## DIRECTION
Reproduce the listing word for word. Skip any image.

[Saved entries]
-- BEGIN --
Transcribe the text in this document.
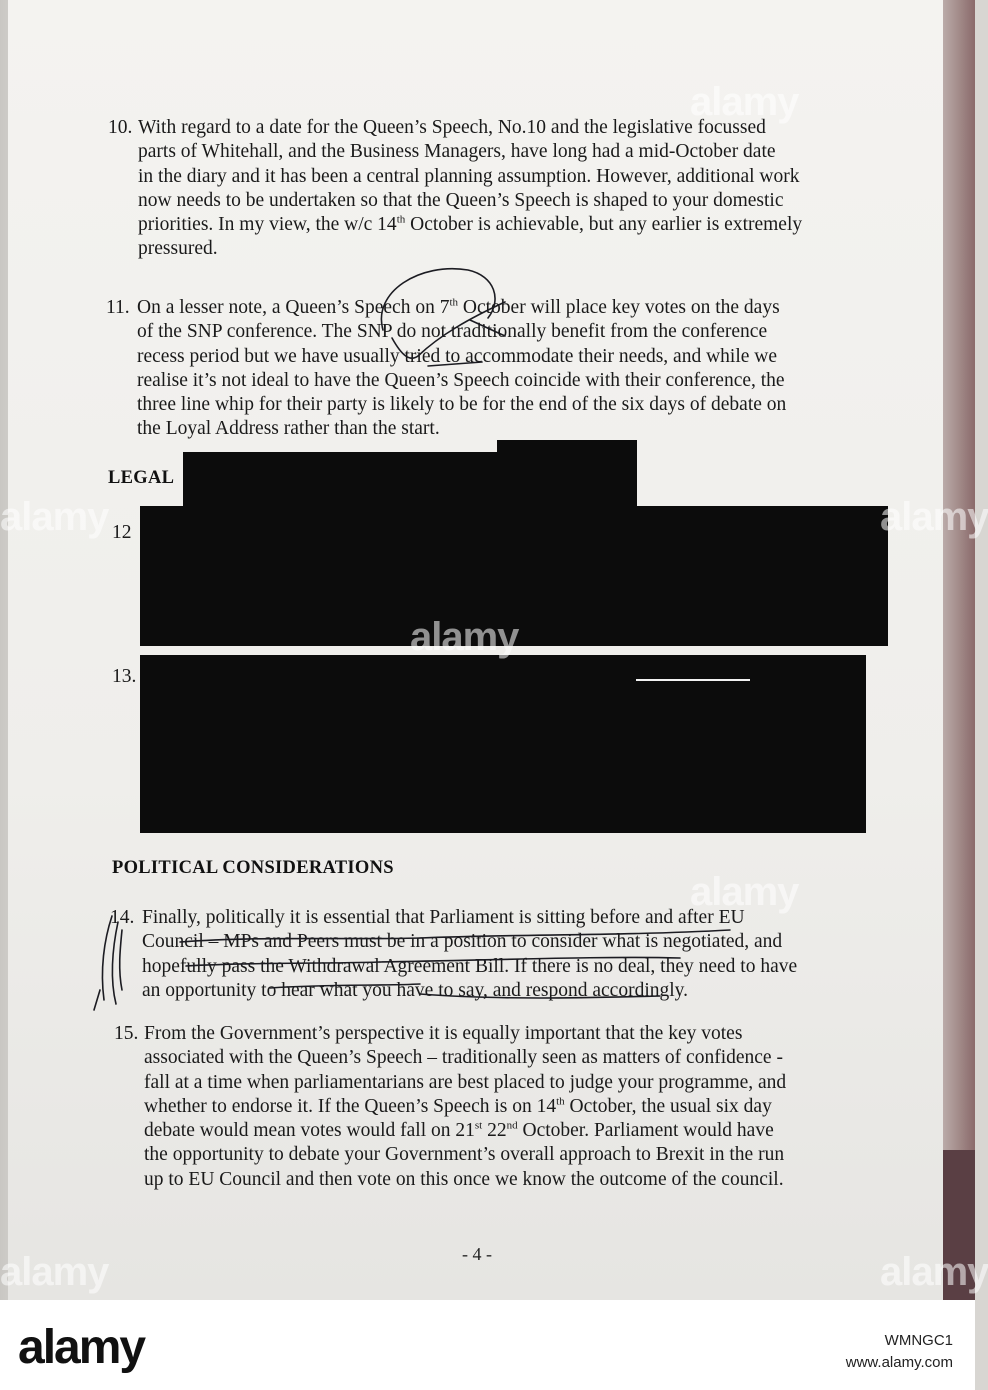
10. With regard to a date for the Queen’s Speech, No.10 and the legislative focussed
parts of Whitehall, and the Business Managers, have long had a mid-October date
in the diary and it has been a central planning assumption. However, additional work
now needs to be undertaken so that the Queen’s Speech is shaped to your domestic
priorities. In my view, the w/c 14th October is achievable, but any earlier is extremely
pressured.
11. On a lesser note, a Queen’s Speech on 7th October will place key votes on the days
of the SNP conference. The SNP do not traditionally benefit from the conference
recess period but we have usually tried to accommodate their needs, and while we
realise it’s not ideal to have the Queen’s Speech coincide with their conference, the
three line whip for their party is likely to be for the end of the six days of debate on
the Loyal Address rather than the start.
LEGAL
12
13.
POLITICAL CONSIDERATIONS
14. Finally, politically it is essential that Parliament is sitting before and after EU
Council – MPs and Peers must be in a position to consider what is negotiated, and
hopefully pass the Withdrawal Agreement Bill. If there is no deal, they need to have
an opportunity to hear what you have to say, and respond accordingly.
15. From the Government’s perspective it is equally important that the key votes
associated with the Queen’s Speech – traditionally seen as matters of confidence -
fall at a time when parliamentarians are best placed to judge your programme, and
whether to endorse it. If the Queen’s Speech is on 14th October, the usual six day
debate would mean votes would fall on 21st 22nd October. Parliament would have
the opportunity to debate your Government’s overall approach to Brexit in the run
up to EU Council and then vote on this once we know the outcome of the council.
- 4 -
alamy
alamy
alamy
alamy
alamy
alamy	alamy
alamy	WMNGC1
www.alamy.com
-- END --
## THE SOLUTION
Transcribe the text in this document.
10. With regard to a date for the Queen’s Speech, No.10 and the legislative focussed
parts of Whitehall, and the Business Managers, have long had a mid-October date
in the diary and it has been a central planning assumption. However, additional work
now needs to be undertaken so that the Queen’s Speech is shaped to your domestic
priorities. In my view, the w/c 14th October is achievable, but any earlier is extremely
pressured.
11. On a lesser note, a Queen’s Speech on 7th October will place key votes on the days
of the SNP conference. The SNP do not traditionally benefit from the conference
recess period but we have usually tried to accommodate their needs, and while we
realise it’s not ideal to have the Queen’s Speech coincide with their conference, the
three line whip for their party is likely to be for the end of the six days of debate on
the Loyal Address rather than the start.
LEGAL
12
13.
POLITICAL CONSIDERATIONS
14. Finally, politically it is essential that Parliament is sitting before and after EU
Council – MPs and Peers must be in a position to consider what is negotiated, and
hopefully pass the Withdrawal Agreement Bill. If there is no deal, they need to have
an opportunity to hear what you have to say, and respond accordingly.
15. From the Government’s perspective it is equally important that the key votes
associated with the Queen’s Speech – traditionally seen as matters of confidence -
fall at a time when parliamentarians are best placed to judge your programme, and
whether to endorse it. If the Queen’s Speech is on 14th October, the usual six day
debate would mean votes would fall on 21st 22nd October. Parliament would have
the opportunity to debate your Government’s overall approach to Brexit in the run
up to EU Council and then vote on this once we know the outcome of the council.
- 4 -
alamy
alamy
alamy
alamy
alamy
alamy	alamy
alamy	WMNGC1
www.alamy.com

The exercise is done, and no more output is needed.